Structured figure records:
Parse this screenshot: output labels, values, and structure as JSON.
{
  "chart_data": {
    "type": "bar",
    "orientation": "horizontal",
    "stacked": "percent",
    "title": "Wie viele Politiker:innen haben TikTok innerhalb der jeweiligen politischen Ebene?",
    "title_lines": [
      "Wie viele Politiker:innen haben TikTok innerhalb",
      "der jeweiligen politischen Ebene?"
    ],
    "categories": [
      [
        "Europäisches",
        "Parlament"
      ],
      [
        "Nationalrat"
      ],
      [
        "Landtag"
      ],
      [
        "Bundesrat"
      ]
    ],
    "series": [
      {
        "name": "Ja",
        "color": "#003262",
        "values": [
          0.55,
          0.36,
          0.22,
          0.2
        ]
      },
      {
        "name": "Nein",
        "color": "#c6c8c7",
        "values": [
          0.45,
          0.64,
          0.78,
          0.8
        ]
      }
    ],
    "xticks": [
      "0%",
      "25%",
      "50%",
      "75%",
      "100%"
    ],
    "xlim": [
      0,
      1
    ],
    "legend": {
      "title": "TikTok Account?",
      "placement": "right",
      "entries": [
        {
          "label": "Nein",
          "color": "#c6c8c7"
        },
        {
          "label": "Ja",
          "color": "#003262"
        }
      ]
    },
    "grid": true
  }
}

Stated goal: Print the records once more, exactly as they were given.

The completed task:
Parse this screenshot: output labels, values, and structure as JSON.
{
  "chart_data": {
    "type": "bar",
    "orientation": "horizontal",
    "stacked": "percent",
    "title": "Wie viele Politiker:innen haben TikTok innerhalb der jeweiligen politischen Ebene?",
    "title_lines": [
      "Wie viele Politiker:innen haben TikTok innerhalb",
      "der jeweiligen politischen Ebene?"
    ],
    "categories": [
      [
        "Europäisches",
        "Parlament"
      ],
      [
        "Nationalrat"
      ],
      [
        "Landtag"
      ],
      [
        "Bundesrat"
      ]
    ],
    "series": [
      {
        "name": "Ja",
        "color": "#003262",
        "values": [
          0.55,
          0.36,
          0.22,
          0.2
        ]
      },
      {
        "name": "Nein",
        "color": "#c6c8c7",
        "values": [
          0.45,
          0.64,
          0.78,
          0.8
        ]
      }
    ],
    "xticks": [
      "0%",
      "25%",
      "50%",
      "75%",
      "100%"
    ],
    "xlim": [
      0,
      1
    ],
    "legend": {
      "title": "TikTok Account?",
      "placement": "right",
      "entries": [
        {
          "label": "Nein",
          "color": "#c6c8c7"
        },
        {
          "label": "Ja",
          "color": "#003262"
        }
      ]
    },
    "grid": true
  }
}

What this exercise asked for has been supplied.